[START LISTED ENTRIES]
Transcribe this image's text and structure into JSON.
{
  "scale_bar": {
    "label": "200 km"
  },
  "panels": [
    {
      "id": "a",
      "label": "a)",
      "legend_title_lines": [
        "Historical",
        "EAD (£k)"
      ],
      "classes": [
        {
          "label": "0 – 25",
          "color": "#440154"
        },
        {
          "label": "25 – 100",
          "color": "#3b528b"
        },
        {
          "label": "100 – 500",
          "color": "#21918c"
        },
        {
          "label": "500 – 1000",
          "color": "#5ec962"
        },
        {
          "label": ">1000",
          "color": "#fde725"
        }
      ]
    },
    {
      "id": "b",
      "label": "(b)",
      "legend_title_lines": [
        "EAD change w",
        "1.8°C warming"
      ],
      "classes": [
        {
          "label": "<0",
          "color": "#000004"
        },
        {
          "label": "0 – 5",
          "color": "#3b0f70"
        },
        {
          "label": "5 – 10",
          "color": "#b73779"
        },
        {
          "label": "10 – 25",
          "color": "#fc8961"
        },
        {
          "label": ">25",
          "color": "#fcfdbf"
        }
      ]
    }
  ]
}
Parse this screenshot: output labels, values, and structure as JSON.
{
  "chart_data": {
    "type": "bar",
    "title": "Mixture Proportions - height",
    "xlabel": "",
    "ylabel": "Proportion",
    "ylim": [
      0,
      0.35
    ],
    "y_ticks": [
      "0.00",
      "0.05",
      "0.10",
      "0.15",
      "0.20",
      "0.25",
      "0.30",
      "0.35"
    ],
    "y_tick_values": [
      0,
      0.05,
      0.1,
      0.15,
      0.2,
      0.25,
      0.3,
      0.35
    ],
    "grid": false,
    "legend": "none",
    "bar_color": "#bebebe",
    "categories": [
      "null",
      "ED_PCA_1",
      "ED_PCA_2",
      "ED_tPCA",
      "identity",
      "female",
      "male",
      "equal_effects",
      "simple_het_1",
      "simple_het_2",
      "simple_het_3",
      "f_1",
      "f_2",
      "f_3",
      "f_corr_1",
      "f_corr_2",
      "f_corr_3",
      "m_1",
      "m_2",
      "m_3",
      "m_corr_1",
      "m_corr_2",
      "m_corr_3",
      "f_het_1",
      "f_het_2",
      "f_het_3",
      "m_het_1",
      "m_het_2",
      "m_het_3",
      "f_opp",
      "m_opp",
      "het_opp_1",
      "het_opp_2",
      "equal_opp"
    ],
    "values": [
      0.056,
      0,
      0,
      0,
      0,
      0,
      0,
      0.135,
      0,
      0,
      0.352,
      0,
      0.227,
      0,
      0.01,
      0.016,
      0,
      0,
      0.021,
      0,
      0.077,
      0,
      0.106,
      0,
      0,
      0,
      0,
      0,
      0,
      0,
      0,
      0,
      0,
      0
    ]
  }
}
[END LISTED ENTRIES]
EXERCISE TASK: Give the number of lines in the records that contain the string "structure", and nothing besides.

EXPECTED ANSWER: 2